● **The task**
Some lines of these records may hold the word "homens"; state how many, using only the number.

● **Material shown**
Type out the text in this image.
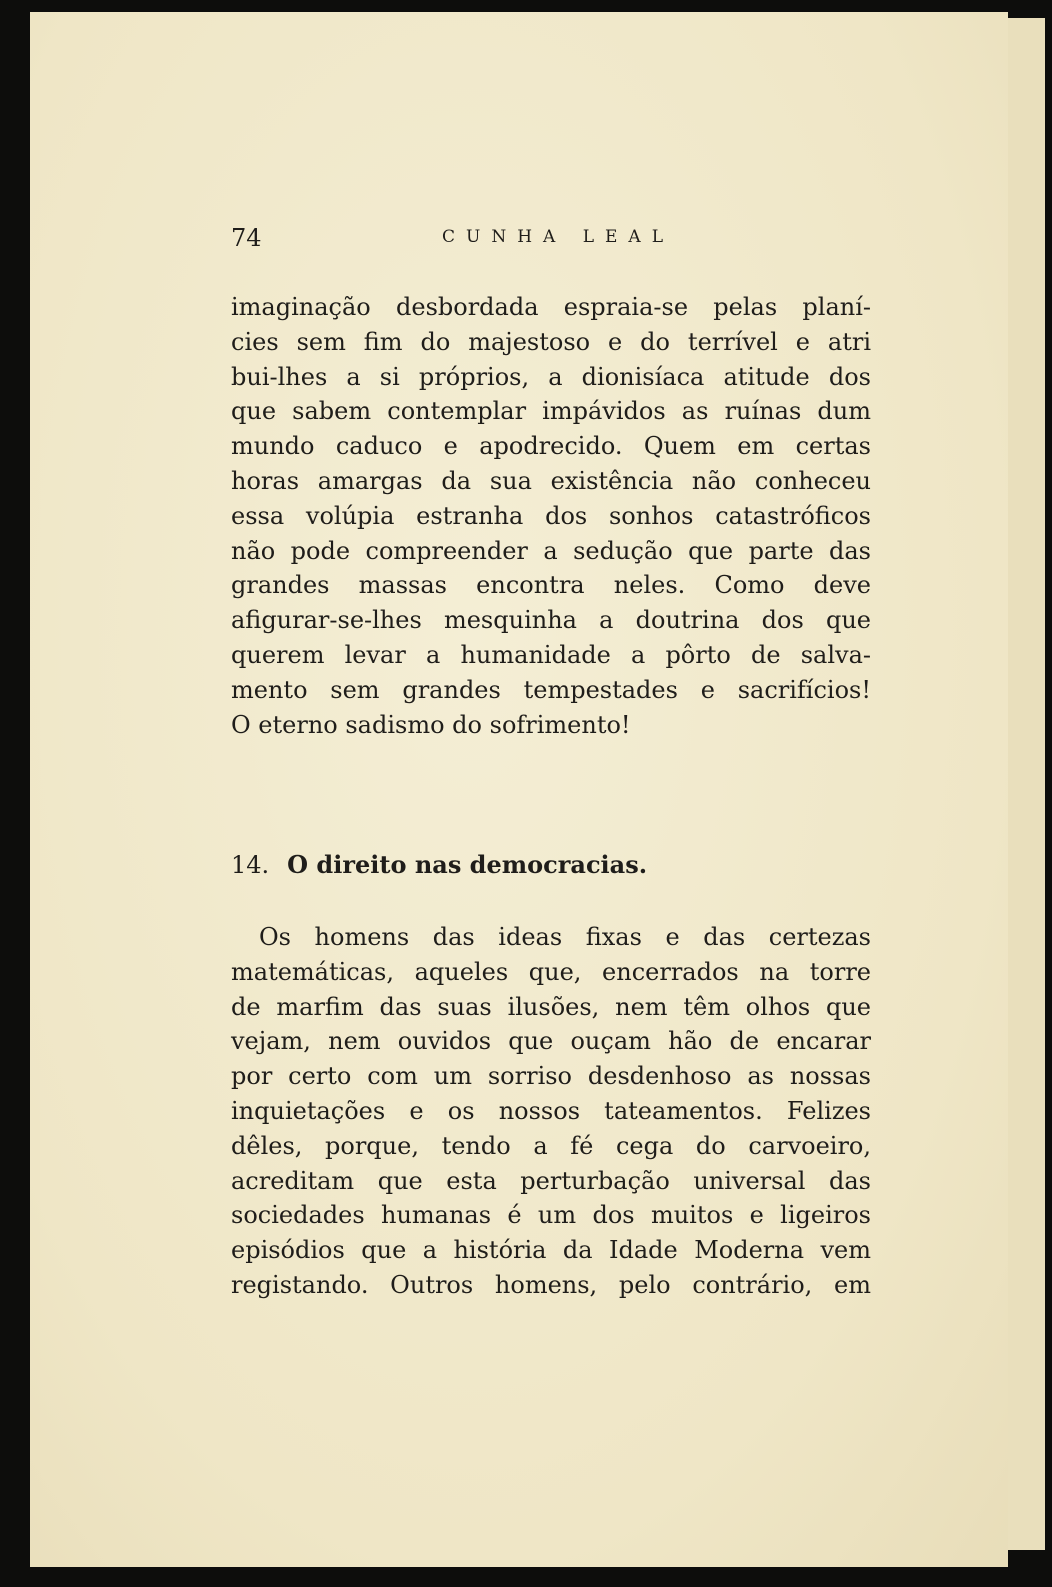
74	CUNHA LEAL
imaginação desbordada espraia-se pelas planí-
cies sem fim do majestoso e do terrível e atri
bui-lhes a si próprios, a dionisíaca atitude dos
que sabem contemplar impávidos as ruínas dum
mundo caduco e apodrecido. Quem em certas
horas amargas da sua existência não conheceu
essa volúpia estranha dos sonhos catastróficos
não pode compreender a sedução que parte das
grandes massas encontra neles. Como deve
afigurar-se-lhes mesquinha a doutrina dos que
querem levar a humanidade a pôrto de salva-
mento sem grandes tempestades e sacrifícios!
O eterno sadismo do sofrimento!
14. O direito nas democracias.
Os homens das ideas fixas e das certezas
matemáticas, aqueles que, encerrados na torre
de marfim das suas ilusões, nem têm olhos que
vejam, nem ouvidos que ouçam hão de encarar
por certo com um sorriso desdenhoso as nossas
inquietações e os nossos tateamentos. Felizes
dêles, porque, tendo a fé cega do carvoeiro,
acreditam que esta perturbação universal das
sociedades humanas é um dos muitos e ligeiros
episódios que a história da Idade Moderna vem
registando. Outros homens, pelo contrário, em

● **Answer for the task**
2